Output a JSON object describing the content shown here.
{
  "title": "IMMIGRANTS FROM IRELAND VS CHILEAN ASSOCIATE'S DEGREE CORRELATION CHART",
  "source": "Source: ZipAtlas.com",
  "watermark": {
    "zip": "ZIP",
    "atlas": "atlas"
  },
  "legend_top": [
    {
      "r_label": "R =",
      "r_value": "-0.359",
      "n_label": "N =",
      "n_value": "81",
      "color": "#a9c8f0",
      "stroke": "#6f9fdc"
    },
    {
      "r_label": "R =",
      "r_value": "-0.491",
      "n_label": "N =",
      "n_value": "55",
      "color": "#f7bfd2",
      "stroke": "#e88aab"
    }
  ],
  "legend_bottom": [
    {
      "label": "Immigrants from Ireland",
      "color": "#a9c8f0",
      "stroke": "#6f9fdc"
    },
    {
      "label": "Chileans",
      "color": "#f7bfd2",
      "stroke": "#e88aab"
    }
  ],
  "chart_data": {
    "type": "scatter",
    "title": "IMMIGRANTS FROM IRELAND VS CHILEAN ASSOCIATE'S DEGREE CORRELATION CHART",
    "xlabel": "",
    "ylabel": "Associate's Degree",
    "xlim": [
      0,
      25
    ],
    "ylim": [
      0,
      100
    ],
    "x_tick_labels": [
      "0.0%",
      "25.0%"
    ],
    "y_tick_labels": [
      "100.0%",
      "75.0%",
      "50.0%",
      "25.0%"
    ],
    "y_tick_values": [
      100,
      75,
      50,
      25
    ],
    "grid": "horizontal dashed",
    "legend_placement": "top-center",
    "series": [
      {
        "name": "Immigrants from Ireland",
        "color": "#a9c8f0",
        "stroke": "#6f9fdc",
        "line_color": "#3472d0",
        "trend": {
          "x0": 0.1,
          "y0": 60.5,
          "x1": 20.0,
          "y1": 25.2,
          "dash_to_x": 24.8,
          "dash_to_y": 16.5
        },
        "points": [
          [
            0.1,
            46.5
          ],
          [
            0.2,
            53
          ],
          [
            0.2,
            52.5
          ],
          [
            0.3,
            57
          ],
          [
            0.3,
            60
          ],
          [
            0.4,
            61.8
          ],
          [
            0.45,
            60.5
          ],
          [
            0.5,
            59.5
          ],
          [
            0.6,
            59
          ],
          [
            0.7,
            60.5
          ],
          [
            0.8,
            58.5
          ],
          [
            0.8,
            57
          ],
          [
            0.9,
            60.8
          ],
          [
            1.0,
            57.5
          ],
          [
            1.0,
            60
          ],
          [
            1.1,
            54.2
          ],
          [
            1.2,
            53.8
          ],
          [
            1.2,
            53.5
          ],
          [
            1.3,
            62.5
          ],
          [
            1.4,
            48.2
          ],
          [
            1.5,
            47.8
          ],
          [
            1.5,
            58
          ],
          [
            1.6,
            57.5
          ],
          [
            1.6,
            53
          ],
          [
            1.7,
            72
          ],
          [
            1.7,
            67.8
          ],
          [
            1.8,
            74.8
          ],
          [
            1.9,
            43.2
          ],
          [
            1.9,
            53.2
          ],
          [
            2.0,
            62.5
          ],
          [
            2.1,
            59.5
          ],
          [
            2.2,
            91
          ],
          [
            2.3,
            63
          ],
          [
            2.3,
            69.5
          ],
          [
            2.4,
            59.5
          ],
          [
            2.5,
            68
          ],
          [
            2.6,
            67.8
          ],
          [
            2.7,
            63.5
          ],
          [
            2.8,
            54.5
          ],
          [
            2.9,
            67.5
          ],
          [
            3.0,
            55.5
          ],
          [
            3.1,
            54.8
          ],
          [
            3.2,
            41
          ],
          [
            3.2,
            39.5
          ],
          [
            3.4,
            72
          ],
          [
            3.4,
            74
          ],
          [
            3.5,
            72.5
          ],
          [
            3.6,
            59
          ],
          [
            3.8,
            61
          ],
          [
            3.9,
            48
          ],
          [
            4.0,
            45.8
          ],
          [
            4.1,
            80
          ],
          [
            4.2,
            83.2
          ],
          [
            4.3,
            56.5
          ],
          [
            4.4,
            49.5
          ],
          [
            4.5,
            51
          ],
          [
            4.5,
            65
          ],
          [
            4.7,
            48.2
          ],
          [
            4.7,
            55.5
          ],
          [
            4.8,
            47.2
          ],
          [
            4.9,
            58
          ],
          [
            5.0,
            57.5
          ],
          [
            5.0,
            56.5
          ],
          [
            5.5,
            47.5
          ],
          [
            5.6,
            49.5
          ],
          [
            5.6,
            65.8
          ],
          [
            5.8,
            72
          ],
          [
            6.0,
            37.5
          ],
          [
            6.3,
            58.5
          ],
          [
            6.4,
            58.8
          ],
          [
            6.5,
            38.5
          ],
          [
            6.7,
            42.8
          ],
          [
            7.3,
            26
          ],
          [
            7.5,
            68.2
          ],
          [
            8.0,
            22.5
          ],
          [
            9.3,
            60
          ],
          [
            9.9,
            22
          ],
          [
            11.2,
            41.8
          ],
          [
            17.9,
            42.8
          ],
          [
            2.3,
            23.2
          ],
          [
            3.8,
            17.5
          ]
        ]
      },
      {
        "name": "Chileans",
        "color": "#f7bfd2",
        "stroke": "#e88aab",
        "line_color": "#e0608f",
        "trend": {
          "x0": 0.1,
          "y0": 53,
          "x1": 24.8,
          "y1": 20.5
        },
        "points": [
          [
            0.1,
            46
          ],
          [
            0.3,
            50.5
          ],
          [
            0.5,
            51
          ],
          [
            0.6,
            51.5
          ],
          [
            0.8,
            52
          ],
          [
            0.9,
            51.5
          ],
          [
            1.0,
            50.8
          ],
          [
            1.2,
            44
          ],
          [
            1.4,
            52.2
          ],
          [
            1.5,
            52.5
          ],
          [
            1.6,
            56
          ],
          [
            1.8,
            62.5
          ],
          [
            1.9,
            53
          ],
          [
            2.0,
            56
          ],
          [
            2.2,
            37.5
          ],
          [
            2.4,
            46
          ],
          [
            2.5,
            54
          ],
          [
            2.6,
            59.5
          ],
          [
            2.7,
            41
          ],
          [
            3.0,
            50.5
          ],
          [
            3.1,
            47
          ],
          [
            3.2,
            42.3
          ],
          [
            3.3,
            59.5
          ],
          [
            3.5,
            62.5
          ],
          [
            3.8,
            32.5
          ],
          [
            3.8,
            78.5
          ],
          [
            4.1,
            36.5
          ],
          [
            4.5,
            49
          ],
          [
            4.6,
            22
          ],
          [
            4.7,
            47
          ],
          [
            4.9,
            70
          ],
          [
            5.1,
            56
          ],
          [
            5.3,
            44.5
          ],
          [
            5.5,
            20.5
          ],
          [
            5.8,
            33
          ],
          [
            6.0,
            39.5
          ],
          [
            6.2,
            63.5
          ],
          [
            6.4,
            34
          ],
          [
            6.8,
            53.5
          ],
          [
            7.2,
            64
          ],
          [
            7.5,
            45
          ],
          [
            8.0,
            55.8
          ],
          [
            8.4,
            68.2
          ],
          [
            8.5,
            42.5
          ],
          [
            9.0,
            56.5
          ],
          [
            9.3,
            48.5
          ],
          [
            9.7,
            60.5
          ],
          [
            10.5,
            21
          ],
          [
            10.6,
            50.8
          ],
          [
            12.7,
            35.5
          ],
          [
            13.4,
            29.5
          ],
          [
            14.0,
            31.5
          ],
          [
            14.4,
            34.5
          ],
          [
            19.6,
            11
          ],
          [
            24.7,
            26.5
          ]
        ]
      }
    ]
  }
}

[Exercise directions]
Each line containing the word "name" counts once; say how many such lines there are, giving only the number.

[Solved exercise]
2